▶ INPUT:
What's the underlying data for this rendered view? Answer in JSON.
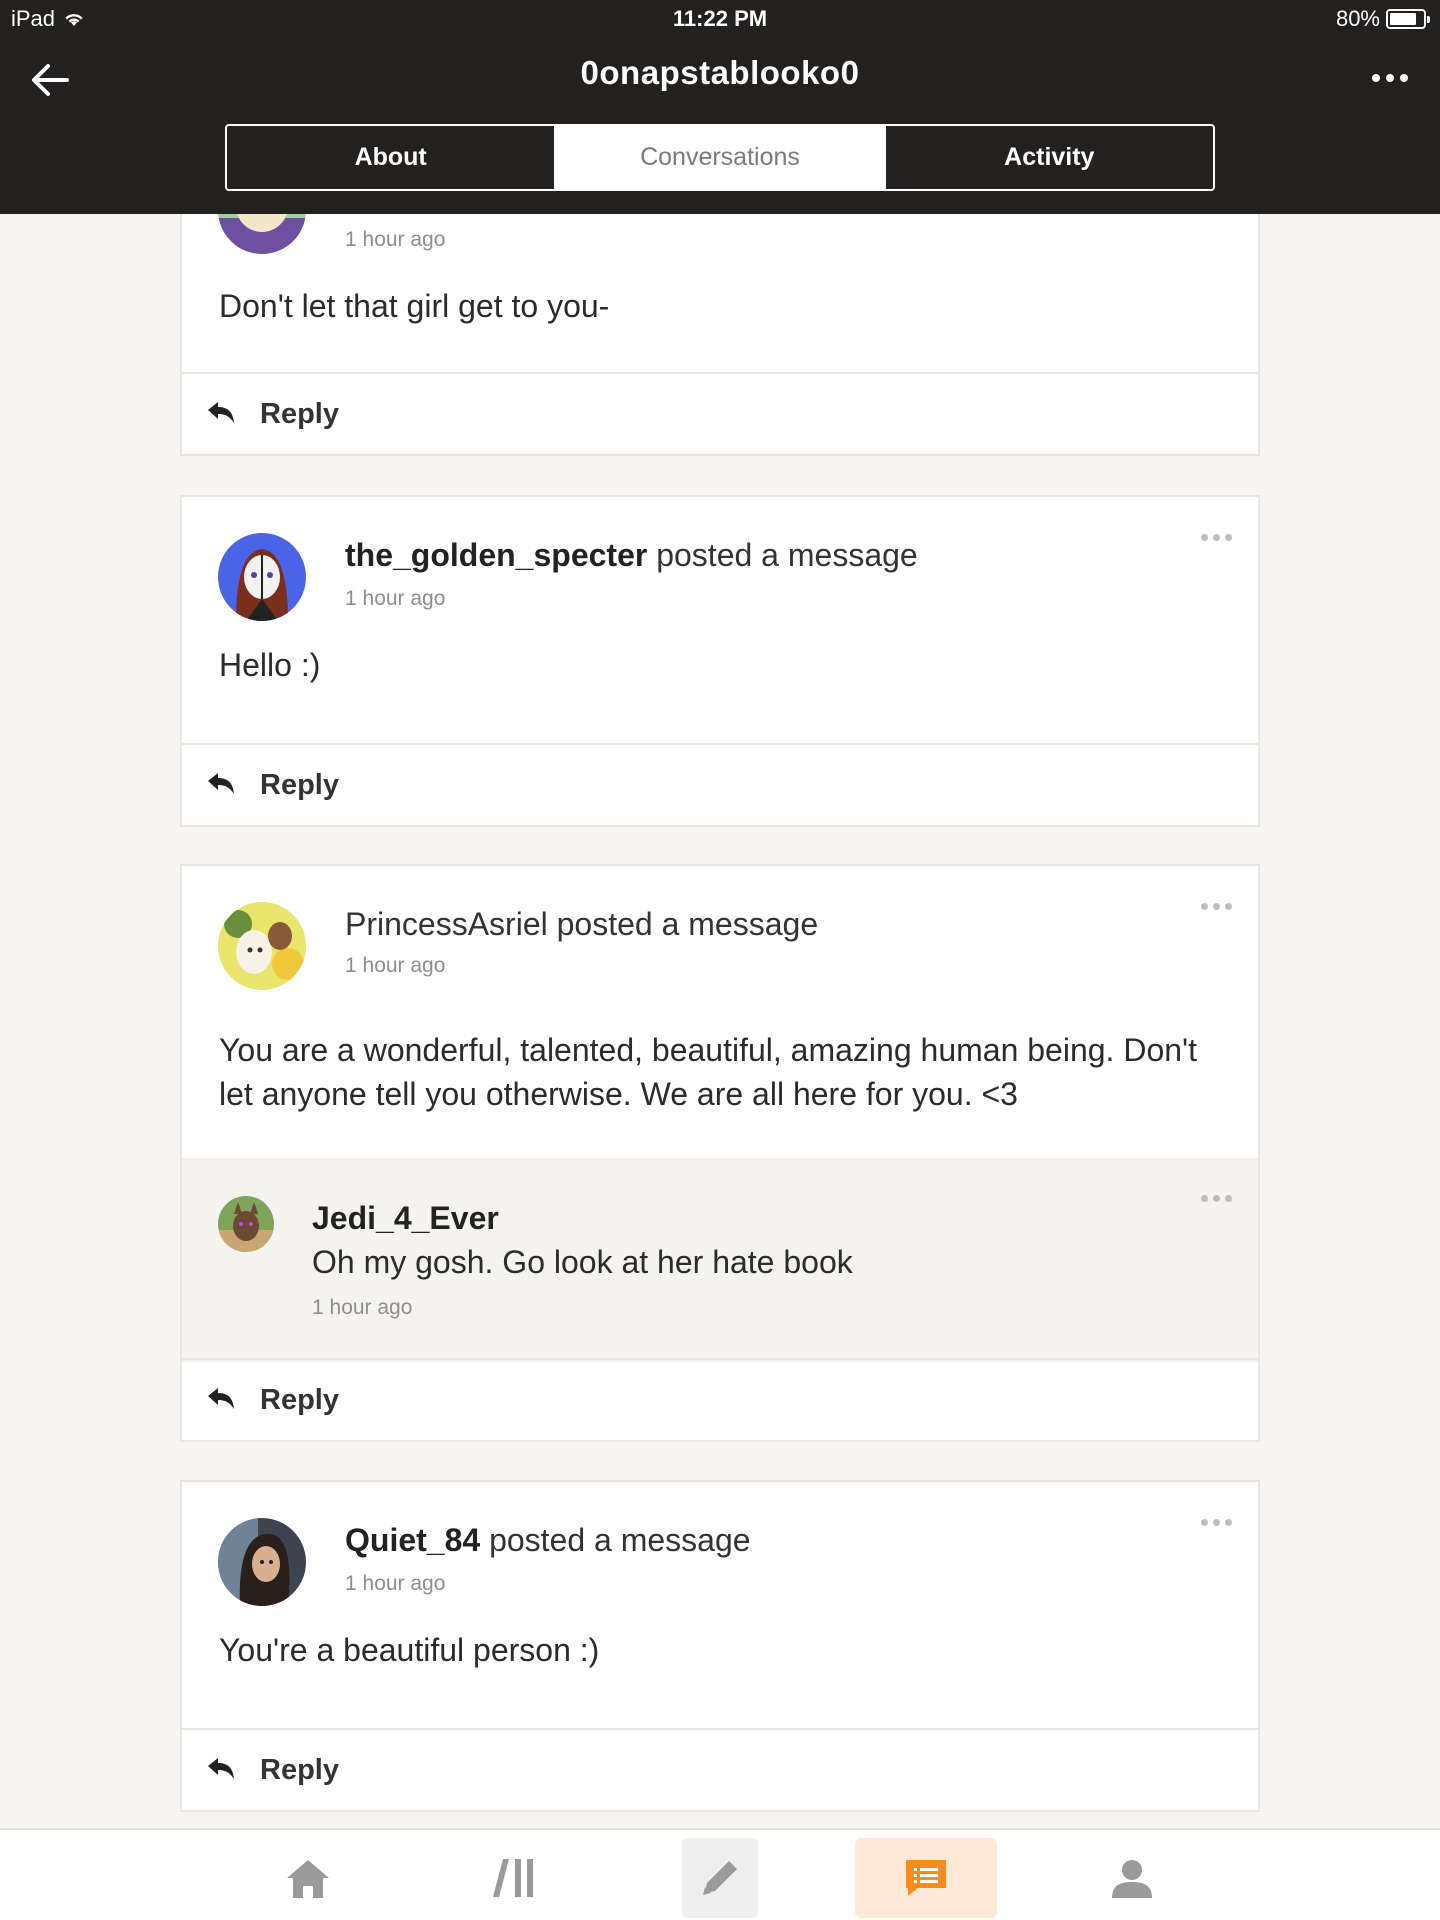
{
  "status_bar": {
    "device": "iPad",
    "time": "11:22 PM",
    "battery": "80%",
    "battery_level": 0.8
  },
  "nav": {
    "title": "0onapstablooko0"
  },
  "tabs": [
    {
      "label": "About",
      "active": false
    },
    {
      "label": "Conversations",
      "active": true
    },
    {
      "label": "Activity",
      "active": false
    }
  ],
  "posts": [
    {
      "time": "1 hour ago",
      "message": "Don't let that girl get to you-",
      "reply_label": "Reply"
    },
    {
      "author": "the_golden_specter",
      "action": "posted a message",
      "time": "1 hour ago",
      "message": "Hello :)",
      "reply_label": "Reply"
    },
    {
      "author": "PrincessAsriel",
      "action": "posted a message",
      "time": "1 hour ago",
      "message": "You are a wonderful, talented, beautiful, amazing human being. Don't let anyone tell you otherwise. We are all here for you. <3",
      "comment": {
        "author": "Jedi_4_Ever",
        "text": "Oh my gosh. Go look at her hate book",
        "time": "1 hour ago"
      },
      "reply_label": "Reply"
    },
    {
      "author": "Quiet_84",
      "action": "posted a message",
      "time": "1 hour ago",
      "message": "You're a beautiful person :)",
      "reply_label": "Reply"
    }
  ],
  "bottom_nav": [
    {
      "icon": "home-icon",
      "active": false
    },
    {
      "icon": "library-icon",
      "active": false
    },
    {
      "icon": "pencil-icon",
      "active": false
    },
    {
      "icon": "conversation-icon",
      "active": true
    },
    {
      "icon": "profile-icon",
      "active": false
    }
  ],
  "colors": {
    "header_bg": "#222120",
    "page_bg": "#f6f5f2",
    "accent": "#ff8c1a",
    "accent_bg": "#fde9d6"
  }
}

▶ YOUR INSTRUCTIONS: Except for the pictures, copy every line of the records above exactly.

▶ SOLUTION TO THE EXERCISE:
What's the underlying data for this rendered view? Answer in JSON.
{
  "status_bar": {
    "device": "iPad",
    "time": "11:22 PM",
    "battery": "80%",
    "battery_level": 0.8
  },
  "nav": {
    "title": "0onapstablooko0"
  },
  "tabs": [
    {
      "label": "About",
      "active": false
    },
    {
      "label": "Conversations",
      "active": true
    },
    {
      "label": "Activity",
      "active": false
    }
  ],
  "posts": [
    {
      "time": "1 hour ago",
      "message": "Don't let that girl get to you-",
      "reply_label": "Reply"
    },
    {
      "author": "the_golden_specter",
      "action": "posted a message",
      "time": "1 hour ago",
      "message": "Hello :)",
      "reply_label": "Reply"
    },
    {
      "author": "PrincessAsriel",
      "action": "posted a message",
      "time": "1 hour ago",
      "message": "You are a wonderful, talented, beautiful, amazing human being. Don't let anyone tell you otherwise. We are all here for you. <3",
      "comment": {
        "author": "Jedi_4_Ever",
        "text": "Oh my gosh. Go look at her hate book",
        "time": "1 hour ago"
      },
      "reply_label": "Reply"
    },
    {
      "author": "Quiet_84",
      "action": "posted a message",
      "time": "1 hour ago",
      "message": "You're a beautiful person :)",
      "reply_label": "Reply"
    }
  ],
  "bottom_nav": [
    {
      "icon": "home-icon",
      "active": false
    },
    {
      "icon": "library-icon",
      "active": false
    },
    {
      "icon": "pencil-icon",
      "active": false
    },
    {
      "icon": "conversation-icon",
      "active": true
    },
    {
      "icon": "profile-icon",
      "active": false
    }
  ],
  "colors": {
    "header_bg": "#222120",
    "page_bg": "#f6f5f2",
    "accent": "#ff8c1a",
    "accent_bg": "#fde9d6"
  }
}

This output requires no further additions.